Instructions to follow: Below are some entries. Output each one exactly as it appears.

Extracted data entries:
----------
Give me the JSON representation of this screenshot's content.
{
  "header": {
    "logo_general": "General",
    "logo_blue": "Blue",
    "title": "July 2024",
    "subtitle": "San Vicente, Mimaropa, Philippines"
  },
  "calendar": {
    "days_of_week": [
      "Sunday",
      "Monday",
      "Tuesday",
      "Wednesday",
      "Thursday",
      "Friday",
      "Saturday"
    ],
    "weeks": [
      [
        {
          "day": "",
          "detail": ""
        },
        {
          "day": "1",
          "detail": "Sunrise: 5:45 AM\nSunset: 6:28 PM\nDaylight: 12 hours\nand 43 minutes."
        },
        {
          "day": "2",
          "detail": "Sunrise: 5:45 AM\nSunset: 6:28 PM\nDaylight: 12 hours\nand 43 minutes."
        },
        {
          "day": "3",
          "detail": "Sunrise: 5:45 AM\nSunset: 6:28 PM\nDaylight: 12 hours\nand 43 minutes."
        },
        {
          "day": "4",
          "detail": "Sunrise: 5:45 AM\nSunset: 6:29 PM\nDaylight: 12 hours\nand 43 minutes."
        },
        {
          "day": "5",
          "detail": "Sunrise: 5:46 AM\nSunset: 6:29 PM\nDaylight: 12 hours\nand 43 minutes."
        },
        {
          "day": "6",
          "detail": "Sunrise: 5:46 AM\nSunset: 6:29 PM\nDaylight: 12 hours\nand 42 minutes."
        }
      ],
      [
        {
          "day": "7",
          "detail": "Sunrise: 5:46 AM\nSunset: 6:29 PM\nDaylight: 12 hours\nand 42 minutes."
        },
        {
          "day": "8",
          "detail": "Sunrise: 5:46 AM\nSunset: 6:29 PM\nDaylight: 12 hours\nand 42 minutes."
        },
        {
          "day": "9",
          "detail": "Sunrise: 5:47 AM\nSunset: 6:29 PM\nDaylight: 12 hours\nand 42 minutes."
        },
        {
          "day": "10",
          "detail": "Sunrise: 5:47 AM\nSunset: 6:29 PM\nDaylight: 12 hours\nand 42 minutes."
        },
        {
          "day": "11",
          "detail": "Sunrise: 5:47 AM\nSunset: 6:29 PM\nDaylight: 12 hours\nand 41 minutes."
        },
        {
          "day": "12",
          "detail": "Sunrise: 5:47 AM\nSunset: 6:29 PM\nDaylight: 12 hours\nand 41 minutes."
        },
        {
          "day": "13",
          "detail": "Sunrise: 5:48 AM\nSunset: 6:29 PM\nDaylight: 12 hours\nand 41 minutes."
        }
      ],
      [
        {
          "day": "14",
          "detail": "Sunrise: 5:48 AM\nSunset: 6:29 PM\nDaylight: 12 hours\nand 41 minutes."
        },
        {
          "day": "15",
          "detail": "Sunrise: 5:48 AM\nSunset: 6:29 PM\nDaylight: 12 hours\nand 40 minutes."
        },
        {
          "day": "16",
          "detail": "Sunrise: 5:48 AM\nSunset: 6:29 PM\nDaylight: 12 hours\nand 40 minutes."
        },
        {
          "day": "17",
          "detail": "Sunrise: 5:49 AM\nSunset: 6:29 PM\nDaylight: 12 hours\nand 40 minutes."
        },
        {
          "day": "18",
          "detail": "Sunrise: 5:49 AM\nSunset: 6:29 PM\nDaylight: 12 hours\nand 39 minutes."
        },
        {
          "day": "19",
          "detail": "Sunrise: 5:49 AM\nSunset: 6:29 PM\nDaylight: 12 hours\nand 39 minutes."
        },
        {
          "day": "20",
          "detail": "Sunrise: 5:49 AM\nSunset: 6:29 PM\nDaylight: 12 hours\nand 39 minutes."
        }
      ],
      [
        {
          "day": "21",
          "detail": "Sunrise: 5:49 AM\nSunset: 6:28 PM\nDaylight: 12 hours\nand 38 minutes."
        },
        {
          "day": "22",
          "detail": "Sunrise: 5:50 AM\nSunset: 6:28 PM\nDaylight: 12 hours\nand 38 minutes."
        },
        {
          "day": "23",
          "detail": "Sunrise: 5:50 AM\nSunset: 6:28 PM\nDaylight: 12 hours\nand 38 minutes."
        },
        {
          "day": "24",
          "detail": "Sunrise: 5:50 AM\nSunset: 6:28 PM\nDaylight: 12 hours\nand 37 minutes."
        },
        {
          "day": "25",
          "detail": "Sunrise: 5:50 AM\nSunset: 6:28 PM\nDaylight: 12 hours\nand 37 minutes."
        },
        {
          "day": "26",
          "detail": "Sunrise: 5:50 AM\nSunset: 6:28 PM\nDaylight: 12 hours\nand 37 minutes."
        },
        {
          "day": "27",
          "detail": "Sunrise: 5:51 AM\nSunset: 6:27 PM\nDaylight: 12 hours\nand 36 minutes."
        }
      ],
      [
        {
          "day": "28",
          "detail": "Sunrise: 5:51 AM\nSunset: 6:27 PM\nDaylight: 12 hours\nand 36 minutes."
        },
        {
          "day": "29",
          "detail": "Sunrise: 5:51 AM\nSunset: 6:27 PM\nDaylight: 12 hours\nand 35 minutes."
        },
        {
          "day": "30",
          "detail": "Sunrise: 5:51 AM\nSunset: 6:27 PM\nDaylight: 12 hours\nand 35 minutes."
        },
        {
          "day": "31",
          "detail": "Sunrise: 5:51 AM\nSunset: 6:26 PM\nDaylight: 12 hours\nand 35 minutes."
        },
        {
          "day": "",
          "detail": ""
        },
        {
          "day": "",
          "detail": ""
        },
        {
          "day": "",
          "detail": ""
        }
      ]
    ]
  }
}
----------
The response:
Give me the JSON representation of this screenshot's content.
{
  "header": {
    "logo_general": "General",
    "logo_blue": "Blue",
    "title": "July 2024",
    "subtitle": "San Vicente, Mimaropa, Philippines"
  },
  "calendar": {
    "days_of_week": [
      "Sunday",
      "Monday",
      "Tuesday",
      "Wednesday",
      "Thursday",
      "Friday",
      "Saturday"
    ],
    "weeks": [
      [
        {
          "day": "",
          "detail": ""
        },
        {
          "day": "1",
          "detail": "Sunrise: 5:45 AM\nSunset: 6:28 PM\nDaylight: 12 hours\nand 43 minutes."
        },
        {
          "day": "2",
          "detail": "Sunrise: 5:45 AM\nSunset: 6:28 PM\nDaylight: 12 hours\nand 43 minutes."
        },
        {
          "day": "3",
          "detail": "Sunrise: 5:45 AM\nSunset: 6:28 PM\nDaylight: 12 hours\nand 43 minutes."
        },
        {
          "day": "4",
          "detail": "Sunrise: 5:45 AM\nSunset: 6:29 PM\nDaylight: 12 hours\nand 43 minutes."
        },
        {
          "day": "5",
          "detail": "Sunrise: 5:46 AM\nSunset: 6:29 PM\nDaylight: 12 hours\nand 43 minutes."
        },
        {
          "day": "6",
          "detail": "Sunrise: 5:46 AM\nSunset: 6:29 PM\nDaylight: 12 hours\nand 42 minutes."
        }
      ],
      [
        {
          "day": "7",
          "detail": "Sunrise: 5:46 AM\nSunset: 6:29 PM\nDaylight: 12 hours\nand 42 minutes."
        },
        {
          "day": "8",
          "detail": "Sunrise: 5:46 AM\nSunset: 6:29 PM\nDaylight: 12 hours\nand 42 minutes."
        },
        {
          "day": "9",
          "detail": "Sunrise: 5:47 AM\nSunset: 6:29 PM\nDaylight: 12 hours\nand 42 minutes."
        },
        {
          "day": "10",
          "detail": "Sunrise: 5:47 AM\nSunset: 6:29 PM\nDaylight: 12 hours\nand 42 minutes."
        },
        {
          "day": "11",
          "detail": "Sunrise: 5:47 AM\nSunset: 6:29 PM\nDaylight: 12 hours\nand 41 minutes."
        },
        {
          "day": "12",
          "detail": "Sunrise: 5:47 AM\nSunset: 6:29 PM\nDaylight: 12 hours\nand 41 minutes."
        },
        {
          "day": "13",
          "detail": "Sunrise: 5:48 AM\nSunset: 6:29 PM\nDaylight: 12 hours\nand 41 minutes."
        }
      ],
      [
        {
          "day": "14",
          "detail": "Sunrise: 5:48 AM\nSunset: 6:29 PM\nDaylight: 12 hours\nand 41 minutes."
        },
        {
          "day": "15",
          "detail": "Sunrise: 5:48 AM\nSunset: 6:29 PM\nDaylight: 12 hours\nand 40 minutes."
        },
        {
          "day": "16",
          "detail": "Sunrise: 5:48 AM\nSunset: 6:29 PM\nDaylight: 12 hours\nand 40 minutes."
        },
        {
          "day": "17",
          "detail": "Sunrise: 5:49 AM\nSunset: 6:29 PM\nDaylight: 12 hours\nand 40 minutes."
        },
        {
          "day": "18",
          "detail": "Sunrise: 5:49 AM\nSunset: 6:29 PM\nDaylight: 12 hours\nand 39 minutes."
        },
        {
          "day": "19",
          "detail": "Sunrise: 5:49 AM\nSunset: 6:29 PM\nDaylight: 12 hours\nand 39 minutes."
        },
        {
          "day": "20",
          "detail": "Sunrise: 5:49 AM\nSunset: 6:29 PM\nDaylight: 12 hours\nand 39 minutes."
        }
      ],
      [
        {
          "day": "21",
          "detail": "Sunrise: 5:49 AM\nSunset: 6:28 PM\nDaylight: 12 hours\nand 38 minutes."
        },
        {
          "day": "22",
          "detail": "Sunrise: 5:50 AM\nSunset: 6:28 PM\nDaylight: 12 hours\nand 38 minutes."
        },
        {
          "day": "23",
          "detail": "Sunrise: 5:50 AM\nSunset: 6:28 PM\nDaylight: 12 hours\nand 38 minutes."
        },
        {
          "day": "24",
          "detail": "Sunrise: 5:50 AM\nSunset: 6:28 PM\nDaylight: 12 hours\nand 37 minutes."
        },
        {
          "day": "25",
          "detail": "Sunrise: 5:50 AM\nSunset: 6:28 PM\nDaylight: 12 hours\nand 37 minutes."
        },
        {
          "day": "26",
          "detail": "Sunrise: 5:50 AM\nSunset: 6:28 PM\nDaylight: 12 hours\nand 37 minutes."
        },
        {
          "day": "27",
          "detail": "Sunrise: 5:51 AM\nSunset: 6:27 PM\nDaylight: 12 hours\nand 36 minutes."
        }
      ],
      [
        {
          "day": "28",
          "detail": "Sunrise: 5:51 AM\nSunset: 6:27 PM\nDaylight: 12 hours\nand 36 minutes."
        },
        {
          "day": "29",
          "detail": "Sunrise: 5:51 AM\nSunset: 6:27 PM\nDaylight: 12 hours\nand 35 minutes."
        },
        {
          "day": "30",
          "detail": "Sunrise: 5:51 AM\nSunset: 6:27 PM\nDaylight: 12 hours\nand 35 minutes."
        },
        {
          "day": "31",
          "detail": "Sunrise: 5:51 AM\nSunset: 6:26 PM\nDaylight: 12 hours\nand 35 minutes."
        },
        {
          "day": "",
          "detail": ""
        },
        {
          "day": "",
          "detail": ""
        },
        {
          "day": "",
          "detail": ""
        }
      ]
    ]
  }
}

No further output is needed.